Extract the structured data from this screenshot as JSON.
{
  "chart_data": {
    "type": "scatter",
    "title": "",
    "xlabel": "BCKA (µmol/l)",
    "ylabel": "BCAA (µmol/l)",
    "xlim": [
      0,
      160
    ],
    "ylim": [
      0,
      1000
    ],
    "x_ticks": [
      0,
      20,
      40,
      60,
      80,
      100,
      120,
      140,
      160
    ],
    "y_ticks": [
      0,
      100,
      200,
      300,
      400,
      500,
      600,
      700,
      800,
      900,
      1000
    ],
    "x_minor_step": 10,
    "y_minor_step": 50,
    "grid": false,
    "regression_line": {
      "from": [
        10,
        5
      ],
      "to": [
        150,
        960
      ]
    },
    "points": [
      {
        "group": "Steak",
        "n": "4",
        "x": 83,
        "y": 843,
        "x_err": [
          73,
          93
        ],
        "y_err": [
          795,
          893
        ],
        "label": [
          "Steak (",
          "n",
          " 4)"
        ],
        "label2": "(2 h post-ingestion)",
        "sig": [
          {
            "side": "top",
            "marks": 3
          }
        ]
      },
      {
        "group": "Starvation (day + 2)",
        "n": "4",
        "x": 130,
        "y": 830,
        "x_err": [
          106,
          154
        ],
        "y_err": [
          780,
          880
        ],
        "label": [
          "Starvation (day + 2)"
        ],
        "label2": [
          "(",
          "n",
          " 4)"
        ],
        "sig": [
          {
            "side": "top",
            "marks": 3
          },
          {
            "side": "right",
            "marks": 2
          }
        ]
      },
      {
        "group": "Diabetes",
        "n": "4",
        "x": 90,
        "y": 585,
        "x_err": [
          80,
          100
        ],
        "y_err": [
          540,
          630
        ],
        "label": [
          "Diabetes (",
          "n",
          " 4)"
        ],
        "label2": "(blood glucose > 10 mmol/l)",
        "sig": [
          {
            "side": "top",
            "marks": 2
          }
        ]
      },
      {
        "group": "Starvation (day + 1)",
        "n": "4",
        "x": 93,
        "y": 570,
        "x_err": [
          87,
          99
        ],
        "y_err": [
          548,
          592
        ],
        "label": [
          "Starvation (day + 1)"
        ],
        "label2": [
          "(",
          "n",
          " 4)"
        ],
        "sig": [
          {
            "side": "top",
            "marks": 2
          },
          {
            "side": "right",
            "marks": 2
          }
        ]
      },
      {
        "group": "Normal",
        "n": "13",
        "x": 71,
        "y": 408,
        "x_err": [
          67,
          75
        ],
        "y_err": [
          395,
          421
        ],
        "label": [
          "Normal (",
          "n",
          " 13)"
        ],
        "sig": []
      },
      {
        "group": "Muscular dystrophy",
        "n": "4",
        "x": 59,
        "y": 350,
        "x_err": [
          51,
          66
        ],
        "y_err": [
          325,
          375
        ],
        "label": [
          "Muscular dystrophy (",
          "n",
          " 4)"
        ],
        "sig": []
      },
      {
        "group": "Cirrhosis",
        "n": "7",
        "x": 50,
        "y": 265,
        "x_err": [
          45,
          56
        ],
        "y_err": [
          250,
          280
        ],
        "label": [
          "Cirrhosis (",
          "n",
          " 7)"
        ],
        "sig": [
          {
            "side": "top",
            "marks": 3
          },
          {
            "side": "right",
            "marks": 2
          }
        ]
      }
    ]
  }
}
▬▬▬
Task prompt -> All lines that include "group" are to be gathered and copied.

Exercise output ->
        "group": "Steak",
        "group": "Starvation (day + 2)",
        "group": "Diabetes",
        "group": "Starvation (day + 1)",
        "group": "Normal",
        "group": "Muscular dystrophy",
        "group": "Cirrhosis",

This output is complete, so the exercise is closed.